## START Data excerpts

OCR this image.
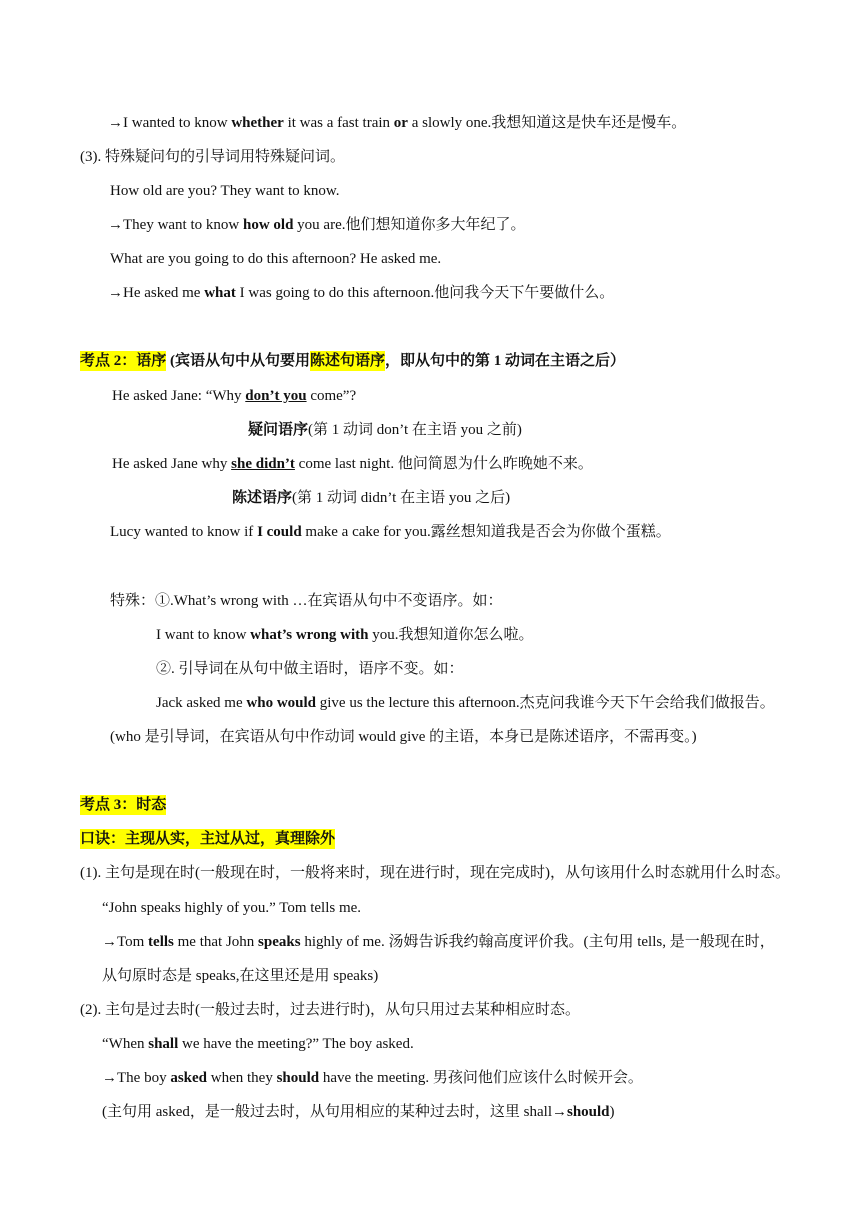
→I wanted to know whether it was a fast train or a slowly one.我想知道这是快车还是慢车。
(3). 特殊疑问句的引导词用特殊疑问词。
How old are you? They want to know.
→They want to know how old you are.他们想知道你多大年纪了。
What are you going to do this afternoon? He asked me.
→He asked me what I was going to do this afternoon.他问我今天下午要做什么。
考点 2：语序 (宾语从句中从句要用陈述句语序，即从句中的第 1 动词在主语之后）
He asked Jane: “Why don’t you come”?
疑问语序(第 1 动词 don’t 在主语 you 之前)
He asked Jane why she didn’t come last night. 他问简恩为什么昨晚她不来。
陈述语序(第 1 动词 didn’t 在主语 you 之后)
Lucy wanted to know if I could make a cake for you.露丝想知道我是否会为你做个蛋糕。
特殊：①.What’s wrong with …在宾语从句中不变语序。如：
I want to know what’s wrong with you.我想知道你怎么啦。
②. 引导词在从句中做主语时，语序不变。如：
Jack asked me who would give us the lecture this afternoon.杰克问我谁今天下午会给我们做报告。
(who 是引导词，在宾语从句中作动词 would give 的主语，本身已是陈述语序，不需再变。)
考点 3：时态
口诀：主现从实，主过从过，真理除外
(1). 主句是现在时(一般现在时，一般将来时，现在进行时，现在完成时)，从句该用什么时态就用什么时态。
“John speaks highly of you.” Tom tells me.
→Tom tells me that John speaks highly of me. 汤姆告诉我约翰高度评价我。(主句用 tells, 是一般现在时，
从句原时态是 speaks,在这里还是用 speaks)
(2). 主句是过去时(一般过去时，过去进行时)，从句只用过去某种相应时态。
“When shall we have the meeting?” The boy asked.
→The boy asked when they should have the meeting. 男孩问他们应该什么时候开会。
(主句用 asked，是一般过去时，从句用相应的某种过去时，这里 shall→should)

## END Data excerpts

Reproduce the records above exactly, leaving out every picture they contain.

* **The reply**:
OCR this image.
→I wanted to know whether it was a fast train or a slowly one.我想知道这是快车还是慢车。
(3). 特殊疑问句的引导词用特殊疑问词。
How old are you? They want to know.
→They want to know how old you are.他们想知道你多大年纪了。
What are you going to do this afternoon? He asked me.
→He asked me what I was going to do this afternoon.他问我今天下午要做什么。
考点 2：语序 (宾语从句中从句要用陈述句语序，即从句中的第 1 动词在主语之后）
He asked Jane: “Why don’t you come”?
疑问语序(第 1 动词 don’t 在主语 you 之前)
He asked Jane why she didn’t come last night. 他问简恩为什么昨晚她不来。
陈述语序(第 1 动词 didn’t 在主语 you 之后)
Lucy wanted to know if I could make a cake for you.露丝想知道我是否会为你做个蛋糕。
特殊：①.What’s wrong with …在宾语从句中不变语序。如：
I want to know what’s wrong with you.我想知道你怎么啦。
②. 引导词在从句中做主语时，语序不变。如：
Jack asked me who would give us the lecture this afternoon.杰克问我谁今天下午会给我们做报告。
(who 是引导词，在宾语从句中作动词 would give 的主语，本身已是陈述语序，不需再变。)
考点 3：时态
口诀：主现从实，主过从过，真理除外
(1). 主句是现在时(一般现在时，一般将来时，现在进行时，现在完成时)，从句该用什么时态就用什么时态。
“John speaks highly of you.” Tom tells me.
→Tom tells me that John speaks highly of me. 汤姆告诉我约翰高度评价我。(主句用 tells, 是一般现在时，
从句原时态是 speaks,在这里还是用 speaks)
(2). 主句是过去时(一般过去时，过去进行时)，从句只用过去某种相应时态。
“When shall we have the meeting?” The boy asked.
→The boy asked when they should have the meeting. 男孩问他们应该什么时候开会。
(主句用 asked，是一般过去时，从句用相应的某种过去时，这里 shall→should)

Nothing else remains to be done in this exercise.